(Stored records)
====

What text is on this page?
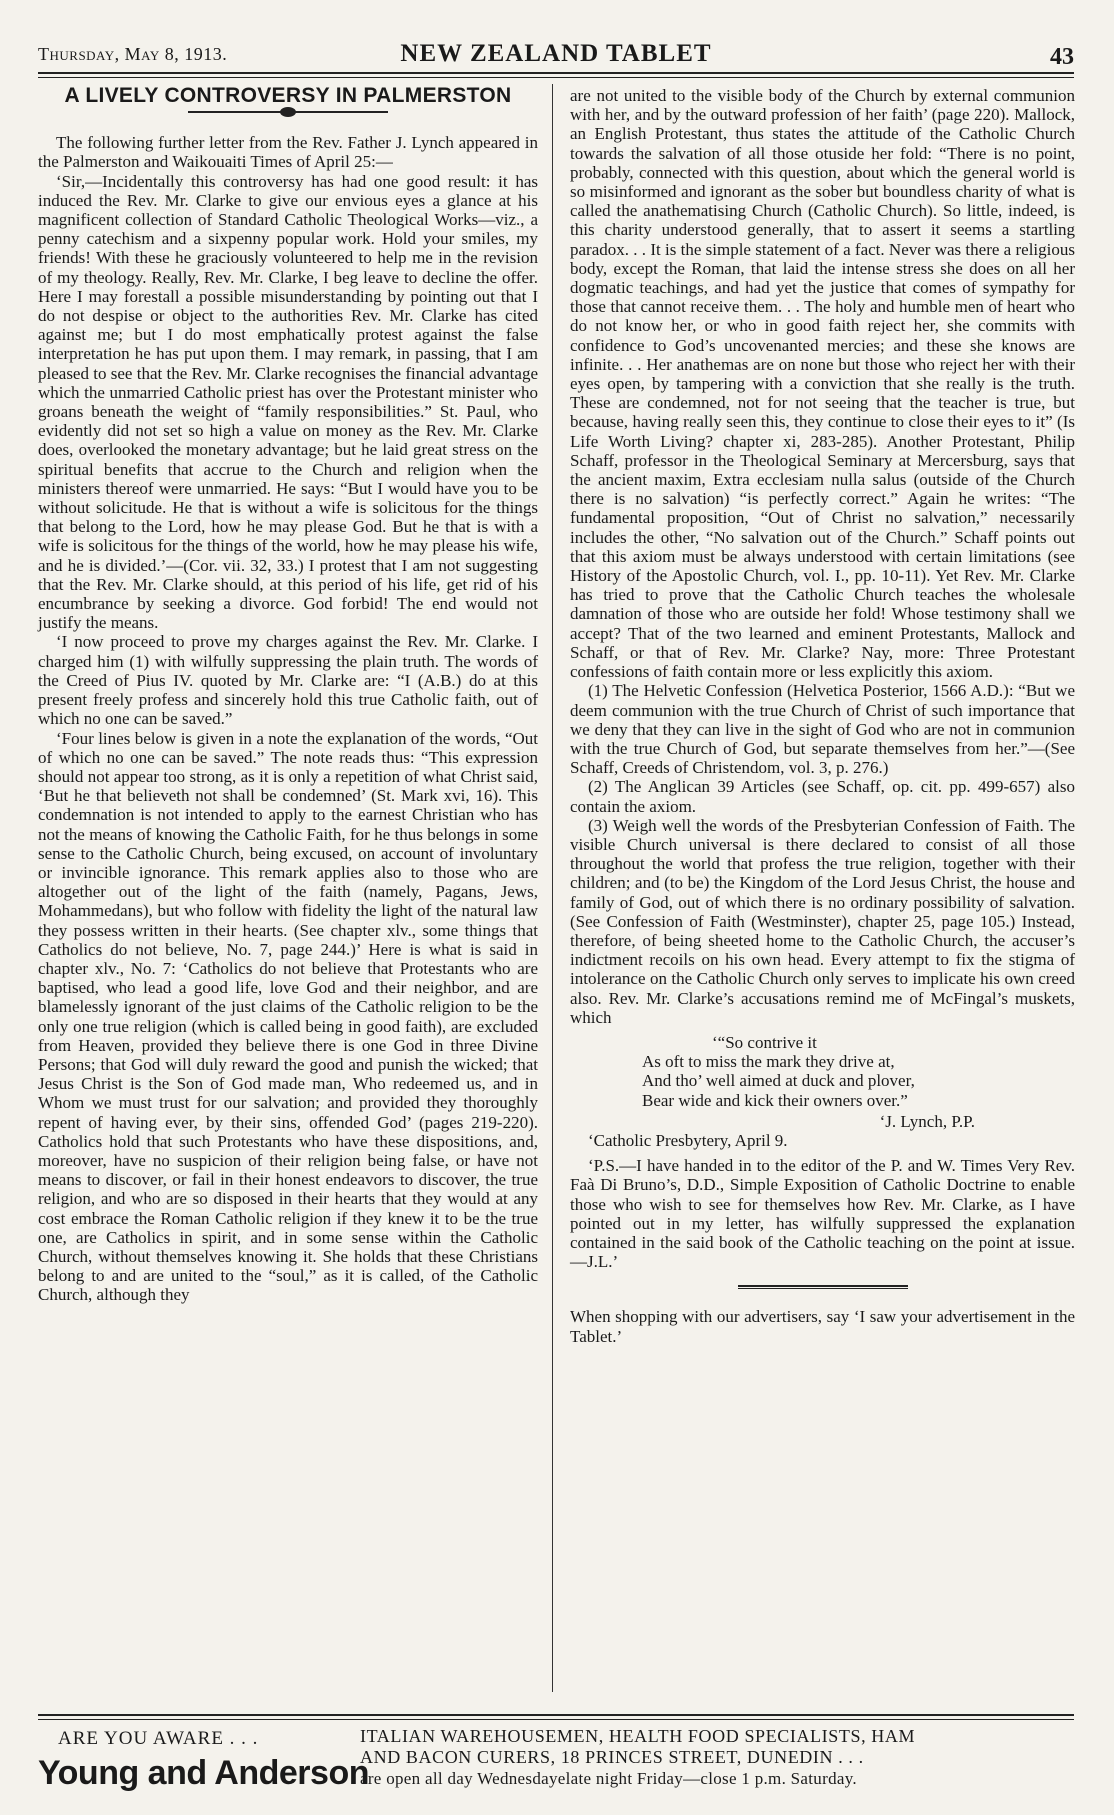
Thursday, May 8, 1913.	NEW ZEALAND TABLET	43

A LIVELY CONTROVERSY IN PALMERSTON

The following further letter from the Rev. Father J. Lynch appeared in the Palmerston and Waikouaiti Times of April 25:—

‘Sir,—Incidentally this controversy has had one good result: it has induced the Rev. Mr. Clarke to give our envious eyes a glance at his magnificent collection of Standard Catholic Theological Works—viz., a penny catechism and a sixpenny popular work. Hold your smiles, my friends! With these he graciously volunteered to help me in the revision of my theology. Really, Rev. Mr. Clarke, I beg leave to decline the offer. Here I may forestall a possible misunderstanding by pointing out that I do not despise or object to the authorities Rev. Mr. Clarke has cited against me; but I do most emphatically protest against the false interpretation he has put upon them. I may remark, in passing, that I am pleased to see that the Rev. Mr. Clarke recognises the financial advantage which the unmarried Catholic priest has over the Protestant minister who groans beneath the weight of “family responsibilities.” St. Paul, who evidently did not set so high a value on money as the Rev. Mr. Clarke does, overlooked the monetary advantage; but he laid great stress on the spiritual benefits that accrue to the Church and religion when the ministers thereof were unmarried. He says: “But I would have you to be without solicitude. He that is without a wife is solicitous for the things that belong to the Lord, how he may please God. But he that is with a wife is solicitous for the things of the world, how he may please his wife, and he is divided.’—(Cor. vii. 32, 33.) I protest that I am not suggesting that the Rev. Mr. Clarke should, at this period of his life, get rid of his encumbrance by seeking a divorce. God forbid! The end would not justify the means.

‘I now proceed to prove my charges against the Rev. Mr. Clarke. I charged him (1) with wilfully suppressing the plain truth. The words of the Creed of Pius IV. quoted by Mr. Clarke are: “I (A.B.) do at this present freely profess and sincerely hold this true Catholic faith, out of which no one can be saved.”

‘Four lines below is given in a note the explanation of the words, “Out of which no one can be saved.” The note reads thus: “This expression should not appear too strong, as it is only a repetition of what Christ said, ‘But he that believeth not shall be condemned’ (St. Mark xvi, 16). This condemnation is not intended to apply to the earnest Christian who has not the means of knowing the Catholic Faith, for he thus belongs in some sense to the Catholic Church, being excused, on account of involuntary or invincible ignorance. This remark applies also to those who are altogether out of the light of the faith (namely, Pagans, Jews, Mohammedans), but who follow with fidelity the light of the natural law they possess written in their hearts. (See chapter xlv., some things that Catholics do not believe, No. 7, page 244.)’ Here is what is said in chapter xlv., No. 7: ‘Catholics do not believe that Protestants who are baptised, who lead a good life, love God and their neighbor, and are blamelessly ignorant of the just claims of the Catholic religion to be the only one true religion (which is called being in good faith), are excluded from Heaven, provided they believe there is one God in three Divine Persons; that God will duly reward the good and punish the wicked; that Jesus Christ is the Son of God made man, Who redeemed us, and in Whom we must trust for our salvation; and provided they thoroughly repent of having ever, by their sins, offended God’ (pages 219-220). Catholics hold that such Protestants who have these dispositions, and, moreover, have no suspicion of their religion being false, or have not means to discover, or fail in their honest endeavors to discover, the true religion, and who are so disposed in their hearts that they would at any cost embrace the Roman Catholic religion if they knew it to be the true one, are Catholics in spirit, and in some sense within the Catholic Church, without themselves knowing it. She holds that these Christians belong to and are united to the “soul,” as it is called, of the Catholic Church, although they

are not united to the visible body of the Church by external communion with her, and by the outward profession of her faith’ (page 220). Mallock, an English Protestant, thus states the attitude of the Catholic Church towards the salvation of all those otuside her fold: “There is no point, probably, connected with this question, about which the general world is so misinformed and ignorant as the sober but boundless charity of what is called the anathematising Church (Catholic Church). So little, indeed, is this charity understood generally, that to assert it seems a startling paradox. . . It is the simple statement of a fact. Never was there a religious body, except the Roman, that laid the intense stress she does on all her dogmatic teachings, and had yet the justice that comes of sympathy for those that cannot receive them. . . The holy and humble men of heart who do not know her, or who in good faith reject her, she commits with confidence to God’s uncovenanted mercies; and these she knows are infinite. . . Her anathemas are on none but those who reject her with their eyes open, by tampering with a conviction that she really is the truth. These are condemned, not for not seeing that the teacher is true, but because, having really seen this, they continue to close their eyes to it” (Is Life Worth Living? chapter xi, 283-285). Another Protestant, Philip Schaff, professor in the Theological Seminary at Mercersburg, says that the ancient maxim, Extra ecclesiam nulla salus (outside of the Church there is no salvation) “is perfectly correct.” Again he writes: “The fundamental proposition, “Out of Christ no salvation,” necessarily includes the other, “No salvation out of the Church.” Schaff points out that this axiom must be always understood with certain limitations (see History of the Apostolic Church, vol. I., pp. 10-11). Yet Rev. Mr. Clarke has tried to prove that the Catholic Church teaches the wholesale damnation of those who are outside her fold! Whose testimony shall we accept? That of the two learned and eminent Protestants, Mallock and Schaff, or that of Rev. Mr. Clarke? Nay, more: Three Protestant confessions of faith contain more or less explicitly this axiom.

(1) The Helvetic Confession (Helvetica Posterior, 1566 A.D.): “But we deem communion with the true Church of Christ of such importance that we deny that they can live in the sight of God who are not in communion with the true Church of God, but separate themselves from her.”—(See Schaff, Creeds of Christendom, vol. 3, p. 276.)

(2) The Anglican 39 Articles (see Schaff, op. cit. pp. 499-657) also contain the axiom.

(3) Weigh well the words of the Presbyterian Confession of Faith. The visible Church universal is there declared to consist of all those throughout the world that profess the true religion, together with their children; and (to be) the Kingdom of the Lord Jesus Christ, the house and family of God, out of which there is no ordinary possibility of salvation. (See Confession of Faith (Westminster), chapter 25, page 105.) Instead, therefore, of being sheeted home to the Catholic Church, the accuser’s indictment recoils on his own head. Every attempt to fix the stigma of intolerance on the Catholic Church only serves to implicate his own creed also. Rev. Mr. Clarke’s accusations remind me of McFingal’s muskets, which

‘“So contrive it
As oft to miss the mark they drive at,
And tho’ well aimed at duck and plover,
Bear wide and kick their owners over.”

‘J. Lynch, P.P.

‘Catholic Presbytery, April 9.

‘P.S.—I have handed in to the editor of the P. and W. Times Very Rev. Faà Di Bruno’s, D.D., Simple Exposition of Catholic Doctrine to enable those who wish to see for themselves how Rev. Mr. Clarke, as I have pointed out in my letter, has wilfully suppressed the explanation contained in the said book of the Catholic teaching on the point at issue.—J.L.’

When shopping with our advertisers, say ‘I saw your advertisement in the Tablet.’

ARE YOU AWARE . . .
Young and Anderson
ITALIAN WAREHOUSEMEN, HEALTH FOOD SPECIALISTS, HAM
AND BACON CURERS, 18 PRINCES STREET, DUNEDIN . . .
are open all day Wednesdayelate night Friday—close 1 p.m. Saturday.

====

* **WRITTEN EXERCISE**: Lines that hold the word "Lynch" are the ones to return, every one of them.

* **ANSWER FOR THE TASK**:
The following further letter from the Rev. Father J. Lynch appeared in the Palmerston and Waikouaiti Times of April 25:—
‘J. Lynch, P.P.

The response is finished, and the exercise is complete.